* **The exercise**: Copy every entry precisely.

======== Records to process

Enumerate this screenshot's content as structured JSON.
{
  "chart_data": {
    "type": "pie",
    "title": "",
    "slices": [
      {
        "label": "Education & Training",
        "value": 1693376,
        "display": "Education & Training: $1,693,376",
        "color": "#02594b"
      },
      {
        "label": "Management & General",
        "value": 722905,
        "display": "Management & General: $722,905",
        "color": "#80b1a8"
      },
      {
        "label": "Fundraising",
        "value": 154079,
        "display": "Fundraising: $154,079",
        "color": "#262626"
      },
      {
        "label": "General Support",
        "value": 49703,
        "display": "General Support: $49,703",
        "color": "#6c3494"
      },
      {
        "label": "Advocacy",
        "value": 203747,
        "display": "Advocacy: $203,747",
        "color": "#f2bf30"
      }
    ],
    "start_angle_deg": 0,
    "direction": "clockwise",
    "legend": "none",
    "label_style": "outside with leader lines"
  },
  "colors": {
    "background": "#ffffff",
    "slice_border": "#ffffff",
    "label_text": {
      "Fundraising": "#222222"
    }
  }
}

================

* **Written answer**:
Enumerate this screenshot's content as structured JSON.
{
  "chart_data": {
    "type": "pie",
    "title": "",
    "slices": [
      {
        "label": "Education & Training",
        "value": 1693376,
        "display": "Education & Training: $1,693,376",
        "color": "#02594b"
      },
      {
        "label": "Management & General",
        "value": 722905,
        "display": "Management & General: $722,905",
        "color": "#80b1a8"
      },
      {
        "label": "Fundraising",
        "value": 154079,
        "display": "Fundraising: $154,079",
        "color": "#262626"
      },
      {
        "label": "General Support",
        "value": 49703,
        "display": "General Support: $49,703",
        "color": "#6c3494"
      },
      {
        "label": "Advocacy",
        "value": 203747,
        "display": "Advocacy: $203,747",
        "color": "#f2bf30"
      }
    ],
    "start_angle_deg": 0,
    "direction": "clockwise",
    "legend": "none",
    "label_style": "outside with leader lines"
  },
  "colors": {
    "background": "#ffffff",
    "slice_border": "#ffffff",
    "label_text": {
      "Fundraising": "#222222"
    }
  }
}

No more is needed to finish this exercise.